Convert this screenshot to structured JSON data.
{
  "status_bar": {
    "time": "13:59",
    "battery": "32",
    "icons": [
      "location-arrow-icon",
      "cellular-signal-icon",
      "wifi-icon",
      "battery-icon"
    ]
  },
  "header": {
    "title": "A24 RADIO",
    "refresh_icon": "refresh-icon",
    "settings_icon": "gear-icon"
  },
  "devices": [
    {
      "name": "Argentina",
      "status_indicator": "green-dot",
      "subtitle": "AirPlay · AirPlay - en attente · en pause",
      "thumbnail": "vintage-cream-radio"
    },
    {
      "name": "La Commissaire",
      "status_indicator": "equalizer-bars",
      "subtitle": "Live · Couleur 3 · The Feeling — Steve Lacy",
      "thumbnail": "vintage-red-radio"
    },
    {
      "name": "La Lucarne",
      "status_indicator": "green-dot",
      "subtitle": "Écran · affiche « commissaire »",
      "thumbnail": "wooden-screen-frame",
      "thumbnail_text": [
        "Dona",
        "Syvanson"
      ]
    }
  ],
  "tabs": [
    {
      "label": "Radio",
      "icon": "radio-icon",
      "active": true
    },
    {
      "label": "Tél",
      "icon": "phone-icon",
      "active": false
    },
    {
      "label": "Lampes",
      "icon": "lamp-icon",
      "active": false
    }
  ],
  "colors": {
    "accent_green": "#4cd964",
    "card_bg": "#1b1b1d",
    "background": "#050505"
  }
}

━━━━━━━━━━

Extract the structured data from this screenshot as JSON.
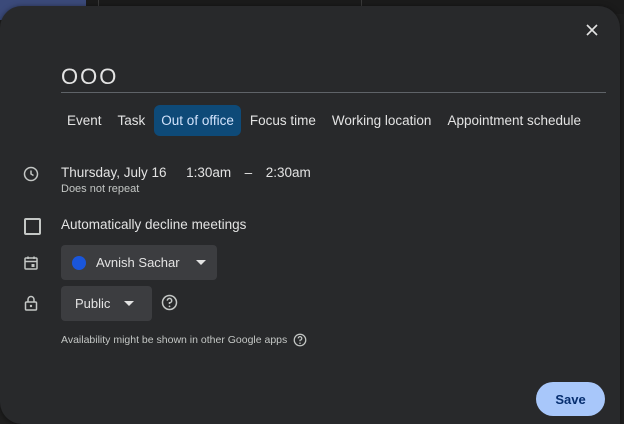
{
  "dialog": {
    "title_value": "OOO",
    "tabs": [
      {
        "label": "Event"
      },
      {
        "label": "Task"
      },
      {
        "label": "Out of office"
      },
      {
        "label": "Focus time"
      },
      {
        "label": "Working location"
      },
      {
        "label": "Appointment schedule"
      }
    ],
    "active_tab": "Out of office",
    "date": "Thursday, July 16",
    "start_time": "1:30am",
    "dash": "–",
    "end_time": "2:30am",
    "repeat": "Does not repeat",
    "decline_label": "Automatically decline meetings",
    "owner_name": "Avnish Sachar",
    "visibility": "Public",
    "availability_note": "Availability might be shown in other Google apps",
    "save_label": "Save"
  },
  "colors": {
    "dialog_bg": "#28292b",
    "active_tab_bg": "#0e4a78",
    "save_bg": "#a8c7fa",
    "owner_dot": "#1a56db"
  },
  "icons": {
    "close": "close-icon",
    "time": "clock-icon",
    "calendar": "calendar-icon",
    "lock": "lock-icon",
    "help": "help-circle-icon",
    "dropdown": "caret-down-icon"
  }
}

━━━━━━━━━━

Task brief - Copy out all lines that carry the word "vintage".

Solution for this task -
      "thumbnail": "vintage-cream-radio"
      "thumbnail": "vintage-red-radio"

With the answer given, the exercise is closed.